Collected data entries
┌────────

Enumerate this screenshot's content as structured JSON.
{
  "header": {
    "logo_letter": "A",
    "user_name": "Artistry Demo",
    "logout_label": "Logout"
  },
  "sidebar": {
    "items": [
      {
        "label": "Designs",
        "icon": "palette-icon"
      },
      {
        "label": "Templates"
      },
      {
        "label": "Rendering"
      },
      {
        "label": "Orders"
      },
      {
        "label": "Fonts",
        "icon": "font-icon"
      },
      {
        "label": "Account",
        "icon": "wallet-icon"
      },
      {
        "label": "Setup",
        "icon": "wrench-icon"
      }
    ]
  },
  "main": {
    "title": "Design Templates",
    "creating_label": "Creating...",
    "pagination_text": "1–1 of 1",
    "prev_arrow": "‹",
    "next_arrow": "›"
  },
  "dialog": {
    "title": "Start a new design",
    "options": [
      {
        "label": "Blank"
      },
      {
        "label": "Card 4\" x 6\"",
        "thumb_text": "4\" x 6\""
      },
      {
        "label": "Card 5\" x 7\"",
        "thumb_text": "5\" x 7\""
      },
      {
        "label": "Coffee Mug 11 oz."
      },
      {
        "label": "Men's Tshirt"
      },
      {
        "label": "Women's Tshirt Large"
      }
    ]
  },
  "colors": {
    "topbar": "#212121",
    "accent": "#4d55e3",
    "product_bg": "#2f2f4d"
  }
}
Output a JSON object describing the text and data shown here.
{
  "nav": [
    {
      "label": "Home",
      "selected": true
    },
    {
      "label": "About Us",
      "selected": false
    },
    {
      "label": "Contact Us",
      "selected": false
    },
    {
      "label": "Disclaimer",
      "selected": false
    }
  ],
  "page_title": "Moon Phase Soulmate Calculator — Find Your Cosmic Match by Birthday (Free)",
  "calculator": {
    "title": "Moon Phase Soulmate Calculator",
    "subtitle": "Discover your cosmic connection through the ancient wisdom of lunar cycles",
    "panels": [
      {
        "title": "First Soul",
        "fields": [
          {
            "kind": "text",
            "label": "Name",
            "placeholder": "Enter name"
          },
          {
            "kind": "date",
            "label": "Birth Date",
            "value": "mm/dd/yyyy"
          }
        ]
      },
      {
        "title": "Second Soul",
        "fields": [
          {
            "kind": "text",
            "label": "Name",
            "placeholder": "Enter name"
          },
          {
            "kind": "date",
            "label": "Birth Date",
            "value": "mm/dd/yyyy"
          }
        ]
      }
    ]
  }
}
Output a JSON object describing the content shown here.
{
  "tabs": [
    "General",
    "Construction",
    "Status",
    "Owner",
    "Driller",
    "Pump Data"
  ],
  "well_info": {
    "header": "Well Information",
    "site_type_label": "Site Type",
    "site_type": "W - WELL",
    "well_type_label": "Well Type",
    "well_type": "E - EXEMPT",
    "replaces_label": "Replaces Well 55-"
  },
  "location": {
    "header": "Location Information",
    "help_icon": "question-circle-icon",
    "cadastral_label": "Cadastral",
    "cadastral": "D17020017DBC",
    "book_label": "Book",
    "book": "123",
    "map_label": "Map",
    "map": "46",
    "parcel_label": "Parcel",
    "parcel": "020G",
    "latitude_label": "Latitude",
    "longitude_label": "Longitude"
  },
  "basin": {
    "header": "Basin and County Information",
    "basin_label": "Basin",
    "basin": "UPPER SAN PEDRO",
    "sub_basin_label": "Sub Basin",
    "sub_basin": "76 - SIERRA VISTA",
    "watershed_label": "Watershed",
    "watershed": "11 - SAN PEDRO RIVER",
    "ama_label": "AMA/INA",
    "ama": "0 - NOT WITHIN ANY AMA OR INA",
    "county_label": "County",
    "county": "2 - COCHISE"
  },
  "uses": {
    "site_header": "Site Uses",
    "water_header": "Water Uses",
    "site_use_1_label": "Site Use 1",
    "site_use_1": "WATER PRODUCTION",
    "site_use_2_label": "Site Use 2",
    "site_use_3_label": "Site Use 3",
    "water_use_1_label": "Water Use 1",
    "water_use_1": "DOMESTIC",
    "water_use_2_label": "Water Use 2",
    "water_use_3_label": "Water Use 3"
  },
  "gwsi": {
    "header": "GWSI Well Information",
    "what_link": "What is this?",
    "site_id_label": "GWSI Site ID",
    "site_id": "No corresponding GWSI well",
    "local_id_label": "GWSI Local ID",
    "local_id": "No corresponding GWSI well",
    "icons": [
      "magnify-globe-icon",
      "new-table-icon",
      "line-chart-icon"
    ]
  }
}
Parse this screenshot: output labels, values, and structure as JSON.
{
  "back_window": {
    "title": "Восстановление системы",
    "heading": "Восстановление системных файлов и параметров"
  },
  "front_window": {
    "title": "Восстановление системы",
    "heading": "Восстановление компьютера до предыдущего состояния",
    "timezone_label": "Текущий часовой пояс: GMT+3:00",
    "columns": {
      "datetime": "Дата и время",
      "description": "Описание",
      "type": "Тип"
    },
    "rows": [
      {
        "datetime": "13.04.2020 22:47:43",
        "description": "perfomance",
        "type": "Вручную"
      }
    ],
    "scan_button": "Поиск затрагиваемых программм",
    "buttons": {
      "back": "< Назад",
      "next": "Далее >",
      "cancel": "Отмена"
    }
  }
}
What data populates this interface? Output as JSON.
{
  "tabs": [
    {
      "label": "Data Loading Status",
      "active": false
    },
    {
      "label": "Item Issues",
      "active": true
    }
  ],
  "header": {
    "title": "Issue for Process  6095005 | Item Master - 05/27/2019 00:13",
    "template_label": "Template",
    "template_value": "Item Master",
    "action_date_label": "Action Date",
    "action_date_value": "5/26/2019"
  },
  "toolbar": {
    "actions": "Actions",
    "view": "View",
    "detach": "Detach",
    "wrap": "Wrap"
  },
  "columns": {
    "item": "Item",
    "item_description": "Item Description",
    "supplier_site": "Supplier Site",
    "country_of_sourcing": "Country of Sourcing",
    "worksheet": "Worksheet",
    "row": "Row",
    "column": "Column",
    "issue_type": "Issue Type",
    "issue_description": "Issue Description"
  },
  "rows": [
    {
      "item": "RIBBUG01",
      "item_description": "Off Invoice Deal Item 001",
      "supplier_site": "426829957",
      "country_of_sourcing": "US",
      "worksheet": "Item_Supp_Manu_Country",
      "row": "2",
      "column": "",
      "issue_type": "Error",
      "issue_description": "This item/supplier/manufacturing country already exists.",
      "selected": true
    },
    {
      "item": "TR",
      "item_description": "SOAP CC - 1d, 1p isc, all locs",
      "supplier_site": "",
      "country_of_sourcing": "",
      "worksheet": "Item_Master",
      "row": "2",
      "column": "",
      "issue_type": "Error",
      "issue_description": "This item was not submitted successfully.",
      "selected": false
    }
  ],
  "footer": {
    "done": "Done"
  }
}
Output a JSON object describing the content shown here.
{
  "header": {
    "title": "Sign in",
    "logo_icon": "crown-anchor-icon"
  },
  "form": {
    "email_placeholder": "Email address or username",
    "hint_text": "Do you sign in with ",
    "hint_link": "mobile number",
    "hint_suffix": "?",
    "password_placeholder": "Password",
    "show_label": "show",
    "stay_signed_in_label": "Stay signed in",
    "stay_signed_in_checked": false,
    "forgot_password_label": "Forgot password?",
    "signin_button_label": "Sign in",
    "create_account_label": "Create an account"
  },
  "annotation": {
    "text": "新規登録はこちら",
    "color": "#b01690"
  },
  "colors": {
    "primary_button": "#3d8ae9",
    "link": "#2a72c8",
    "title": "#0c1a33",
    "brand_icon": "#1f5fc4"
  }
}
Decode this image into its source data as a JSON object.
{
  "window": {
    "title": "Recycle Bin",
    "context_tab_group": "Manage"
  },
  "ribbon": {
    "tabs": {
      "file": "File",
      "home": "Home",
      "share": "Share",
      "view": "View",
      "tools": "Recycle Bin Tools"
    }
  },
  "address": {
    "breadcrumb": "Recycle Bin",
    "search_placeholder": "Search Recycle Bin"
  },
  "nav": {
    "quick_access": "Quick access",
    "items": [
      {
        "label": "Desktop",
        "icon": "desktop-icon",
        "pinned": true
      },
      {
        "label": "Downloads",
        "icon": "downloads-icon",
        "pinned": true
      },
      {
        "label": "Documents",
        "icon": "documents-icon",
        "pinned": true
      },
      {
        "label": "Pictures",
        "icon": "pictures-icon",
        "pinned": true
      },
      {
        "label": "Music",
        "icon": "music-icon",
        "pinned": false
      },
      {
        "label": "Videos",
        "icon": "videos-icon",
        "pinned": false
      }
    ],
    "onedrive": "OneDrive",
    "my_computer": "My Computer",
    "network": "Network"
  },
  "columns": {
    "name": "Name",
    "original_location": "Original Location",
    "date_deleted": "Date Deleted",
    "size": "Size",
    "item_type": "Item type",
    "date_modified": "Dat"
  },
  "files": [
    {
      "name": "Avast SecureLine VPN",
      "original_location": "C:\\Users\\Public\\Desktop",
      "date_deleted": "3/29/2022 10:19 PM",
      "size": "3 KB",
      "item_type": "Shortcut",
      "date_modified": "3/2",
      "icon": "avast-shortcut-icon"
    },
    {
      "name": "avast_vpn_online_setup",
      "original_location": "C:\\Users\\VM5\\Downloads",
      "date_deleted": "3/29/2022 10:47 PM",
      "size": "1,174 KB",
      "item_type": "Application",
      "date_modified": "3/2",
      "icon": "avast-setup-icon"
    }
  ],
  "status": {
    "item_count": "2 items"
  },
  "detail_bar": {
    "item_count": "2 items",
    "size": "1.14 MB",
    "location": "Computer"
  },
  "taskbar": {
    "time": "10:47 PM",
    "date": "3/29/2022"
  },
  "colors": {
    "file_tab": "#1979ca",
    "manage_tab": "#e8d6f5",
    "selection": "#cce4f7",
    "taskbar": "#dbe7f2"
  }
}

└────────

- **WORK TO COMPLETE**:
Show every line from the entries above in which "Recycle" appears.

- **COMPLETE RESPONSE**:
    "title": "Recycle Bin",
      "tools": "Recycle Bin Tools"
    "breadcrumb": "Recycle Bin",
    "search_placeholder": "Search Recycle Bin"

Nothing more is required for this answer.